[The task] From the entries below, gather every line containing the string "Program".

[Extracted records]
***

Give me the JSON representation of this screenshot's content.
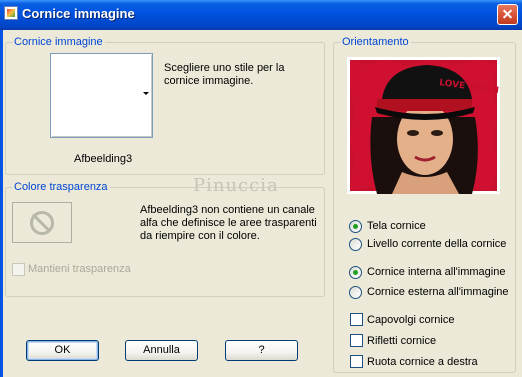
{
  "window": {
    "title": "Cornice immagine"
  },
  "frame_group": {
    "label": "Cornice immagine",
    "hint": "Scegliere uno stile per la cornice immagine.",
    "hint_line1": "Scegliere uno stile per la",
    "hint_line2": "cornice immagine.",
    "image_name": "Afbeelding3"
  },
  "transparency_group": {
    "label": "Colore trasparenza",
    "message_line1": "Afbeelding3 non contiene un canale",
    "message_line2": "alfa che definisce le aree trasparenti",
    "message_line3": "da riempire con il colore.",
    "keep_transparency_label": "Mantieni trasparenza"
  },
  "orientation_group": {
    "label": "Orientamento",
    "photo_text": "LOVE TRAIN",
    "radios_a": [
      {
        "label": "Tela cornice",
        "checked": true
      },
      {
        "label": "Livello corrente della cornice",
        "checked": false
      }
    ],
    "radios_b": [
      {
        "label": "Cornice interna all'immagine",
        "checked": true
      },
      {
        "label": "Cornice esterna all'immagine",
        "checked": false
      }
    ],
    "checkboxes": [
      {
        "label": "Capovolgi cornice",
        "checked": false
      },
      {
        "label": "Rifletti cornice",
        "checked": false
      },
      {
        "label": "Ruota cornice a destra",
        "checked": false
      }
    ]
  },
  "watermark": "Pinuccia",
  "buttons": {
    "ok": "OK",
    "cancel": "Annulla",
    "help": "?"
  }
}
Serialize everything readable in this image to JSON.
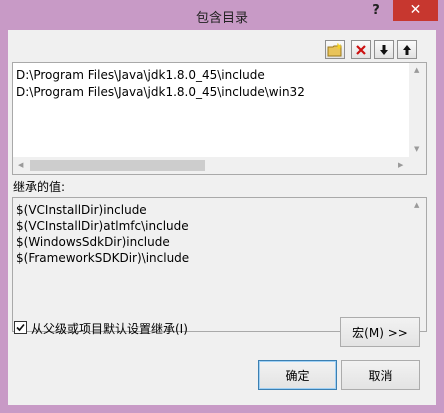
{
  "window": {
    "title": "包含目录",
    "help_label": "?",
    "close_label": "✕"
  },
  "toolbar": {
    "buttons": [
      {
        "name": "new-line",
        "icon": "new-folder-icon"
      },
      {
        "name": "delete",
        "icon": "delete-x-icon"
      },
      {
        "name": "move-down",
        "icon": "arrow-down-icon"
      },
      {
        "name": "move-up",
        "icon": "arrow-up-icon"
      }
    ]
  },
  "paths": {
    "lines": [
      "D:\\Program Files\\Java\\jdk1.8.0_45\\include",
      "D:\\Program Files\\Java\\jdk1.8.0_45\\include\\win32"
    ]
  },
  "inherited": {
    "label": "继承的值:",
    "lines": [
      "$(VCInstallDir)include",
      "$(VCInstallDir)atlmfc\\include",
      "$(WindowsSdkDir)include",
      "$(FrameworkSDKDir)\\include"
    ]
  },
  "options": {
    "inherit_checkbox_label": "从父级或项目默认设置继承(I)",
    "inherit_checked": true
  },
  "buttons": {
    "macro": "宏(M) >>",
    "ok": "确定",
    "cancel": "取消"
  },
  "colors": {
    "titlebar": "#c89ac6",
    "close": "#c7372f",
    "delete_icon": "#cc1111"
  }
}
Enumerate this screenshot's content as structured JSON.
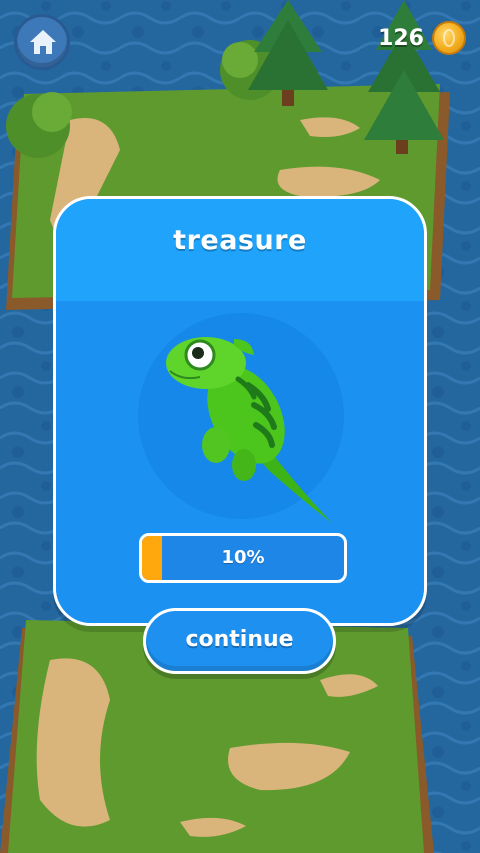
{
  "hud": {
    "coin_count": "126",
    "home_icon": "home-icon",
    "coin_icon": "coin-icon"
  },
  "modal": {
    "title": "treasure",
    "reward_icon": "green-lizard",
    "progress_label": "10%",
    "progress_fraction": 0.1,
    "continue_label": "continue"
  },
  "colors": {
    "modal_blue": "#1e9bf7",
    "progress_fill": "#ffa80e",
    "water": "#1f5f9a",
    "grass": "#5f9a2f"
  }
}
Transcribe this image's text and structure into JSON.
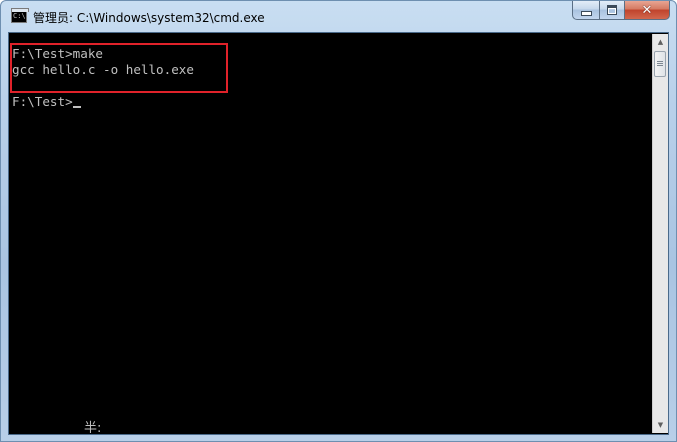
{
  "window": {
    "title": "管理员: C:\\Windows\\system32\\cmd.exe",
    "icon": "cmd-icon",
    "icon_label": "C:\\"
  },
  "caption_buttons": {
    "minimize_icon": "minimize-icon",
    "maximize_icon": "maximize-icon",
    "close_icon": "close-icon",
    "close_glyph": "✕"
  },
  "console": {
    "lines": [
      "F:\\Test>make",
      "gcc hello.c -o hello.exe",
      "",
      "F:\\Test>"
    ],
    "text_color": "#c0c0c0",
    "background": "#000000"
  },
  "highlight": {
    "color": "#e0222a"
  },
  "ime_status": "半:",
  "scrollbar": {
    "up_glyph": "▲",
    "down_glyph": "▼"
  }
}
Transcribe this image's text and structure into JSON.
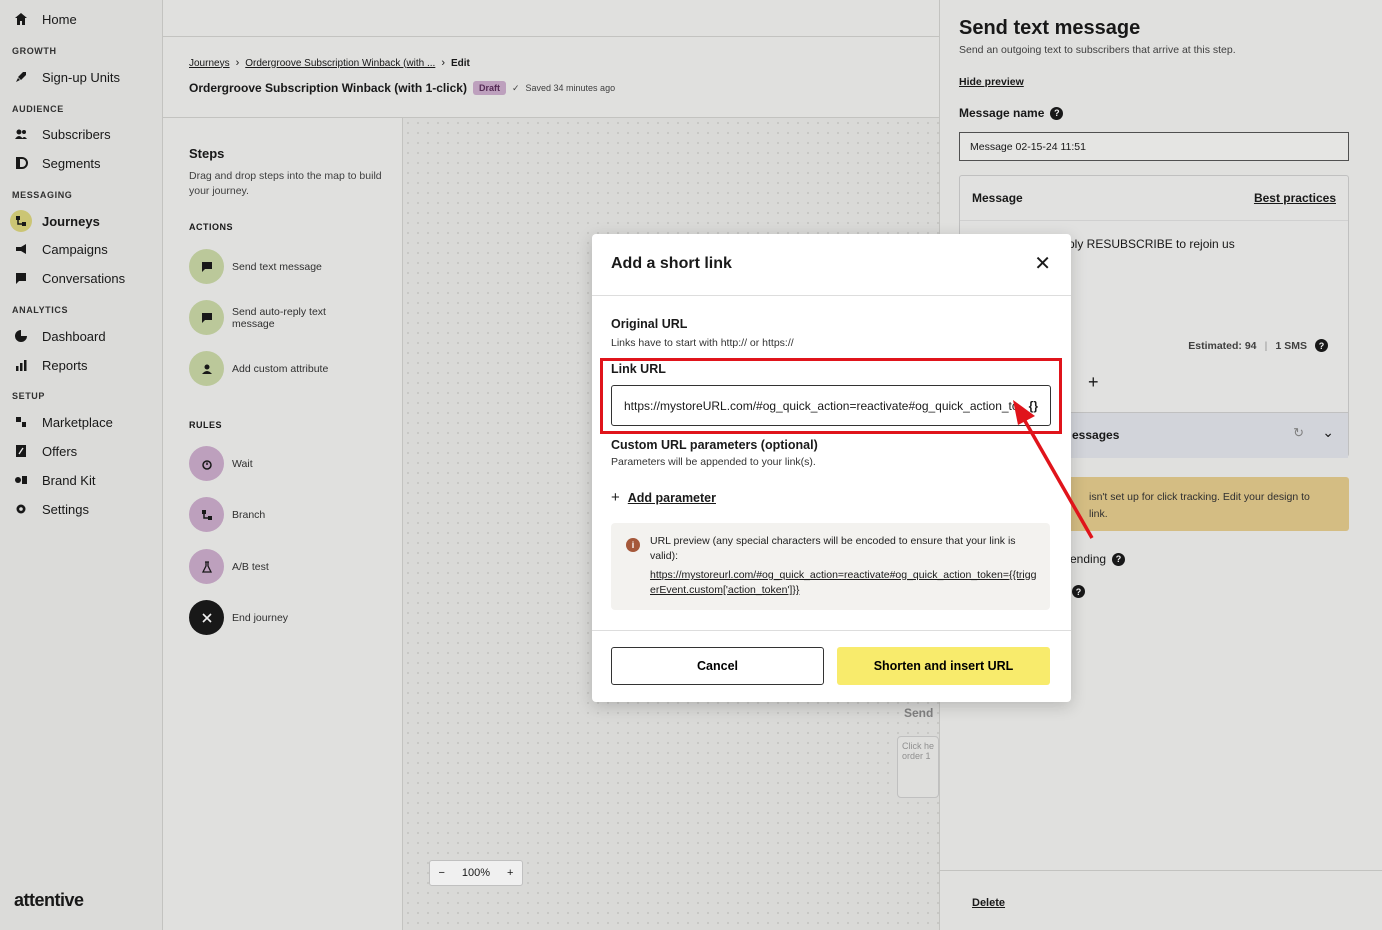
{
  "sidebar": {
    "home": "Home",
    "sections": {
      "growth": "GROWTH",
      "audience": "AUDIENCE",
      "messaging": "MESSAGING",
      "analytics": "ANALYTICS",
      "setup": "SETUP"
    },
    "items": {
      "signup_units": "Sign-up Units",
      "subscribers": "Subscribers",
      "segments": "Segments",
      "journeys": "Journeys",
      "campaigns": "Campaigns",
      "conversations": "Conversations",
      "dashboard": "Dashboard",
      "reports": "Reports",
      "marketplace": "Marketplace",
      "offers": "Offers",
      "brand_kit": "Brand Kit",
      "settings": "Settings"
    },
    "logo": "attentive"
  },
  "header": {
    "crumb_journeys": "Journeys",
    "crumb_journey": "Ordergroove Subscription Winback (with ...",
    "crumb_current": "Edit",
    "title": "Ordergroove Subscription Winback (with 1-click)",
    "badge": "Draft",
    "saved": "Saved 34 minutes ago"
  },
  "steps": {
    "title": "Steps",
    "description": "Drag and drop steps into the map to build your journey.",
    "actions_label": "ACTIONS",
    "rules_label": "RULES",
    "actions": [
      "Send text message",
      "Send auto-reply text message",
      "Add custom attribute"
    ],
    "rules": [
      "Wait",
      "Branch",
      "A/B test",
      "End journey"
    ]
  },
  "canvas": {
    "zoom": "100%",
    "ghost_send": "Send",
    "ghost_text": "Click he order 1"
  },
  "right_panel": {
    "title": "Send text message",
    "subtitle": "Send an outgoing text to subscribers that arrive at this step.",
    "hide_preview": "Hide preview",
    "message_name_label": "Message name",
    "message_name_value": "Message 02-15-24 11:51",
    "message_label": "Message",
    "best_practices": "Best practices",
    "message_body": "ply RESUBSCRIBE to rejoin us",
    "estimated": "Estimated: 94",
    "sms_count": "1 SMS",
    "strip_label": "essages",
    "warning_line1": "isn't set up for click tracking. Edit your design to",
    "warning_line2": "link.",
    "pending": "ending",
    "delete": "Delete"
  },
  "modal": {
    "title": "Add a short link",
    "original_url_label": "Original URL",
    "original_url_hint": "Links have to start with http:// or https://",
    "link_url_label": "Link URL",
    "link_url_value": "https://mystoreURL.com/#og_quick_action=reactivate#og_quick_action_token={{triggerEvent.custom['action_token']}}",
    "variable_button": "{}",
    "custom_params_label": "Custom URL parameters (optional)",
    "custom_params_hint": "Parameters will be appended to your link(s).",
    "add_parameter": "Add parameter",
    "preview_text": "URL preview (any special characters will be encoded to ensure that your link is valid):",
    "preview_url": "https://mystoreurl.com/#og_quick_action=reactivate#og_quick_action_token={{triggerEvent.custom['action_token']}}",
    "cancel": "Cancel",
    "submit": "Shorten and insert URL"
  },
  "colors": {
    "accent_yellow": "#f8eb6c",
    "highlight_red": "#e0141b",
    "draft_badge": "#c9aac9"
  }
}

***

[Output for this task]
      "D:\\Program Files\\Java\\jdk1.8.0_45\\include",
      "D:\\Program Files\\Java\\jdk1.8.0_45\\include\\win32"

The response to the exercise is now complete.